→ **TASK TO CARRY OUT**: Gather every line that includes the word "nhưng", please.

→ **DATA PROVIDED**:
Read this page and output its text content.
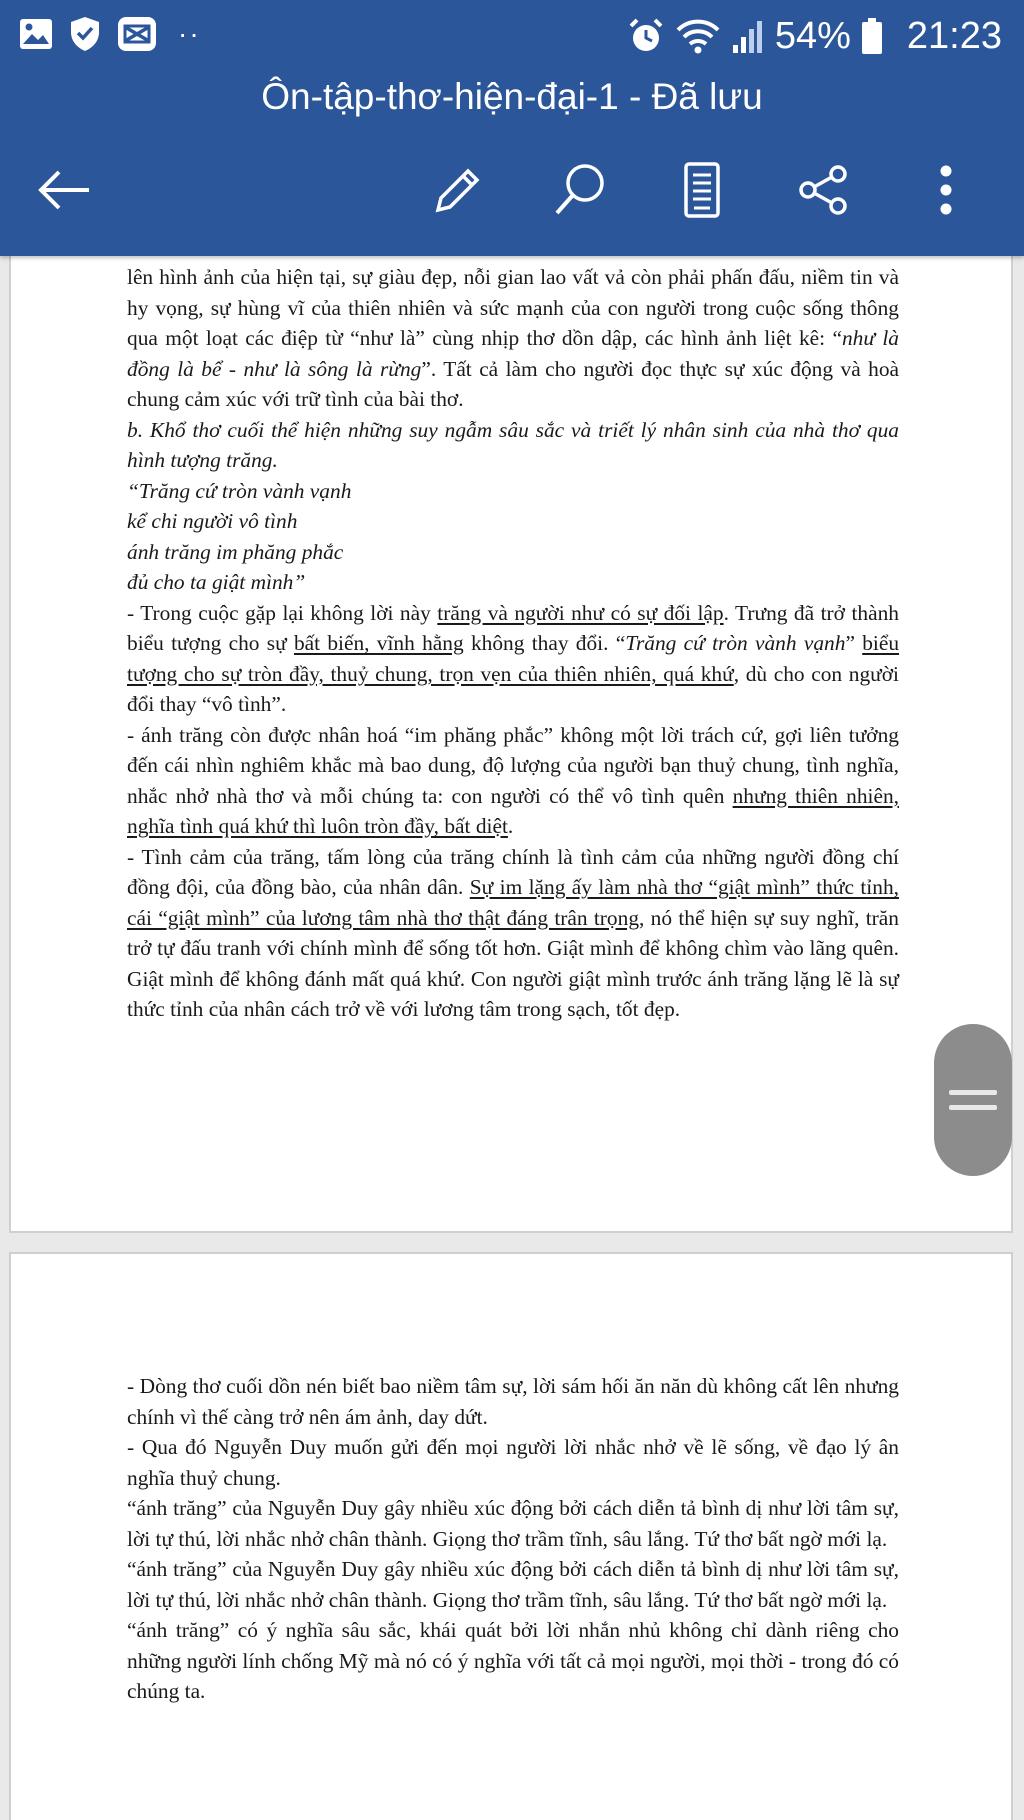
··	54% 21:23
Ôn-tập-thơ-hiện-đại-1 - Đã lưu

lên hình ảnh của hiện tại, sự giàu đẹp, nỗi gian lao vất vả còn phải phấn đấu, niềm tin và hy vọng, sự hùng vĩ của thiên nhiên và sức mạnh của con người trong cuộc sống thông qua một loạt các điệp từ “như là” cùng nhịp thơ dồn dập, các hình ảnh liệt kê: “như là đồng là bể - như là sông là rừng”. Tất cả làm cho người đọc thực sự xúc động và hoà chung cảm xúc với trữ tình của bài thơ.

b. Khổ thơ cuối thể hiện những suy ngẫm sâu sắc và triết lý nhân sinh của nhà thơ qua hình tượng trăng.

“Trăng cứ tròn vành vạnh

kể chi người vô tình

ánh trăng im phăng phắc

đủ cho ta giật mình”

- Trong cuộc gặp lại không lời này trăng và người như có sự đối lập. Trưng đã trở thành biểu tượng cho sự bất biến, vĩnh hằng không thay đổi. “Trăng cứ tròn vành vạnh” biểu tượng cho sự tròn đầy, thuỷ chung, trọn vẹn của thiên nhiên, quá khứ, dù cho con người đổi thay “vô tình”.

- ánh trăng còn được nhân hoá “im phăng phắc” không một lời trách cứ, gợi liên tưởng đến cái nhìn nghiêm khắc mà bao dung, độ lượng của người bạn thuỷ chung, tình nghĩa, nhắc nhở nhà thơ và mỗi chúng ta: con người có thể vô tình quên nhưng thiên nhiên, nghĩa tình quá khứ thì luôn tròn đầy, bất diệt.

- Tình cảm của trăng, tấm lòng của trăng chính là tình cảm của những người đồng chí đồng đội, của đồng bào, của nhân dân. Sự im lặng ấy làm nhà thơ “giật mình” thức tỉnh, cái “giật mình” của lương tâm nhà thơ thật đáng trân trọng, nó thể hiện sự suy nghĩ, trăn trở tự đấu tranh với chính mình để sống tốt hơn. Giật mình để không chìm vào lãng quên. Giật mình để không đánh mất quá khứ. Con người giật mình trước ánh trăng lặng lẽ là sự thức tỉnh của nhân cách trở về với lương tâm trong sạch, tốt đẹp.

- Dòng thơ cuối dồn nén biết bao niềm tâm sự, lời sám hối ăn năn dù không cất lên nhưng chính vì thế càng trở nên ám ảnh, day dứt.

- Qua đó Nguyễn Duy muốn gửi đến mọi người lời nhắc nhở về lẽ sống, về đạo lý ân nghĩa thuỷ chung.

“ánh trăng” của Nguyễn Duy gây nhiều xúc động bởi cách diễn tả bình dị như lời tâm sự, lời tự thú, lời nhắc nhở chân thành. Giọng thơ trầm tĩnh, sâu lắng. Tứ thơ bất ngờ mới lạ.

“ánh trăng” của Nguyễn Duy gây nhiều xúc động bởi cách diễn tả bình dị như lời tâm sự, lời tự thú, lời nhắc nhở chân thành. Giọng thơ trầm tĩnh, sâu lắng. Tứ thơ bất ngờ mới lạ.

“ánh trăng” có ý nghĩa sâu sắc, khái quát bởi lời nhắn nhủ không chỉ dành riêng cho những người lính chống Mỹ mà nó có ý nghĩa với tất cả mọi người, mọi thời - trong đó có chúng ta.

→ **THE RESPONSE**:
- ánh trăng còn được nhân hoá “im phăng phắc” không một lời trách cứ, gợi liên tưởng đến cái nhìn nghiêm khắc mà bao dung, độ lượng của người bạn thuỷ chung, tình nghĩa, nhắc nhở nhà thơ và mỗi chúng ta: con người có thể vô tình quên nhưng thiên nhiên, nghĩa tình quá khứ thì luôn tròn đầy, bất diệt.
- Dòng thơ cuối dồn nén biết bao niềm tâm sự, lời sám hối ăn năn dù không cất lên nhưng chính vì thế càng trở nên ám ảnh, day dứt.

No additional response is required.